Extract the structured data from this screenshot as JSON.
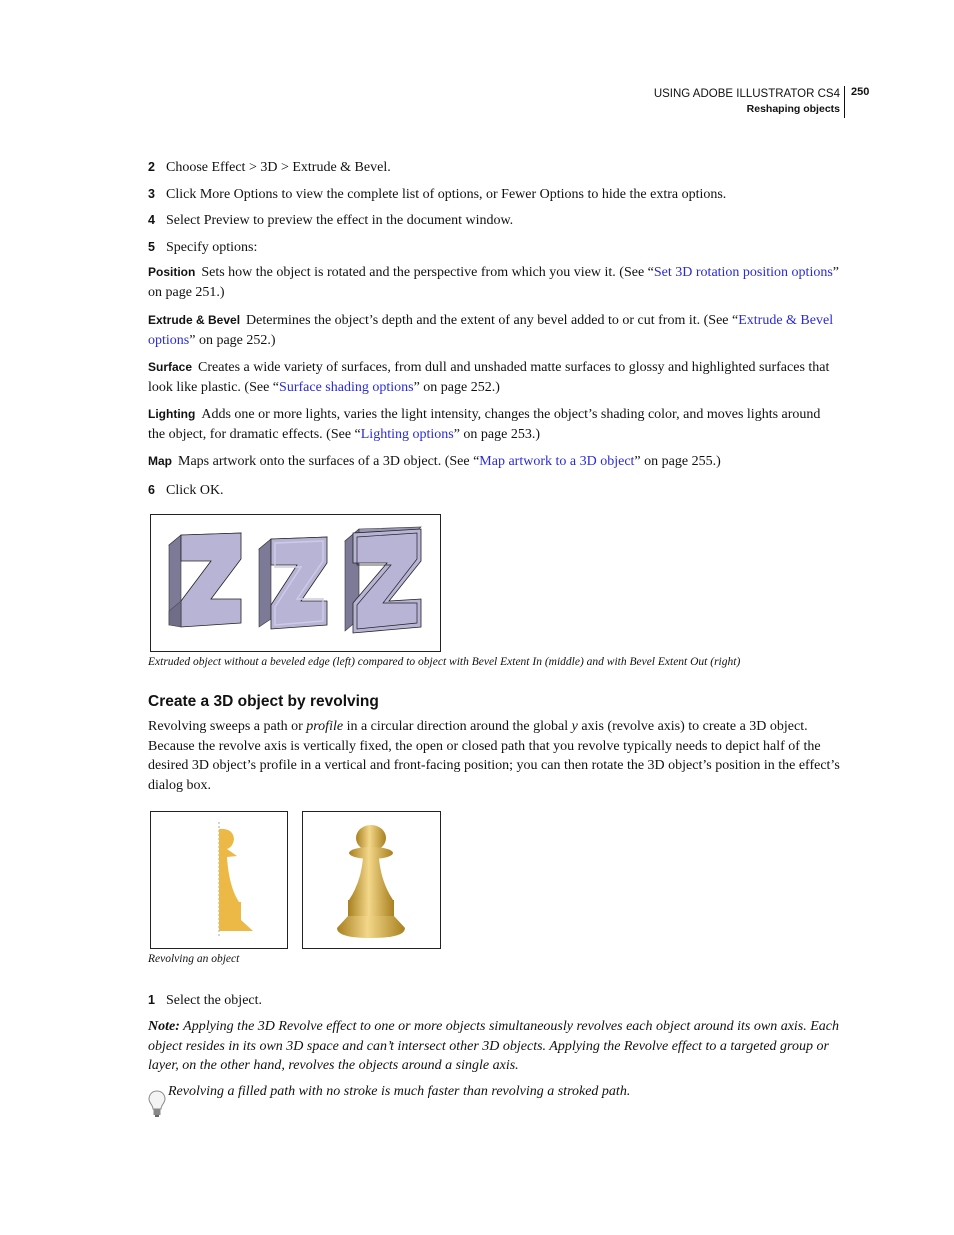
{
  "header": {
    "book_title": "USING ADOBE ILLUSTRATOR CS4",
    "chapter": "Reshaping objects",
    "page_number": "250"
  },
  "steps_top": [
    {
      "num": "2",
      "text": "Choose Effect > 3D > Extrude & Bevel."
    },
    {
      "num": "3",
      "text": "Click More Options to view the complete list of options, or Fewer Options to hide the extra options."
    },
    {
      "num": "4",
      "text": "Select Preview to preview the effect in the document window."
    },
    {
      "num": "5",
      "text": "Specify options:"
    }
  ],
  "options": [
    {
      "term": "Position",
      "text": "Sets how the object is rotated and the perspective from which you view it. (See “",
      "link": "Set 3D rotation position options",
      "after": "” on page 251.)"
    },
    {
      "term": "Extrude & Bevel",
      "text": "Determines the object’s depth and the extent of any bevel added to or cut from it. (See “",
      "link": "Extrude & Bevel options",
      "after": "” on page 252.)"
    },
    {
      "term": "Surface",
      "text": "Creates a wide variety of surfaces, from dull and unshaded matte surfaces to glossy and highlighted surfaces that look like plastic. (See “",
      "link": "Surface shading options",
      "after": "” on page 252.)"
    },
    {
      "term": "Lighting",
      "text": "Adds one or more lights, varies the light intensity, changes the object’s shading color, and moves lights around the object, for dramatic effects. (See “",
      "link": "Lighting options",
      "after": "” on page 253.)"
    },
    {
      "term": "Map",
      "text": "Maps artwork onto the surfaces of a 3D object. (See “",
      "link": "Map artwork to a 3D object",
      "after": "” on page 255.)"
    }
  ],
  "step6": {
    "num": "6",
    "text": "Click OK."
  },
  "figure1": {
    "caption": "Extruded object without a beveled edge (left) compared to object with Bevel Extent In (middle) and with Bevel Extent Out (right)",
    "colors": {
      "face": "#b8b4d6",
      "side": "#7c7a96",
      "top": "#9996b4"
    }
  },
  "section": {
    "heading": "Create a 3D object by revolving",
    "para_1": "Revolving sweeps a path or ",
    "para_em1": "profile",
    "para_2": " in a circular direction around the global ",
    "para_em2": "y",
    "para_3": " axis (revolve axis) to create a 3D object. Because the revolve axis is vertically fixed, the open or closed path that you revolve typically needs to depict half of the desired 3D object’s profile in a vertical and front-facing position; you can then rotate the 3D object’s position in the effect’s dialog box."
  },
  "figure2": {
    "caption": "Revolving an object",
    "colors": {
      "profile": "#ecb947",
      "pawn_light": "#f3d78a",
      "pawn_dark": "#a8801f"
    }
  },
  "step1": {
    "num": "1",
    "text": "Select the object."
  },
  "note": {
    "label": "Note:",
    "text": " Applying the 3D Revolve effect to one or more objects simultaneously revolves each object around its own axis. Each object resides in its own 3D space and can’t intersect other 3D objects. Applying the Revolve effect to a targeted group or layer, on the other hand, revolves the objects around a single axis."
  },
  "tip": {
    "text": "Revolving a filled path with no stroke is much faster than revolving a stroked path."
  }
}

______________________________

The problem ->
Read the lines above. Gather those in which the string "profile" is found.

Final result ->
    "para_em1": "profile",
    "para_3": " axis (revolve axis) to create a 3D object. Because the revolve axis is vertically fixed, the open or closed path that you revolve typically needs to depict half of the desired 3D object’s profile in a vertical and front-facing position; you can then rotate the 3D object’s position in the effect’s dialog box."
      "profile": "#ecb947",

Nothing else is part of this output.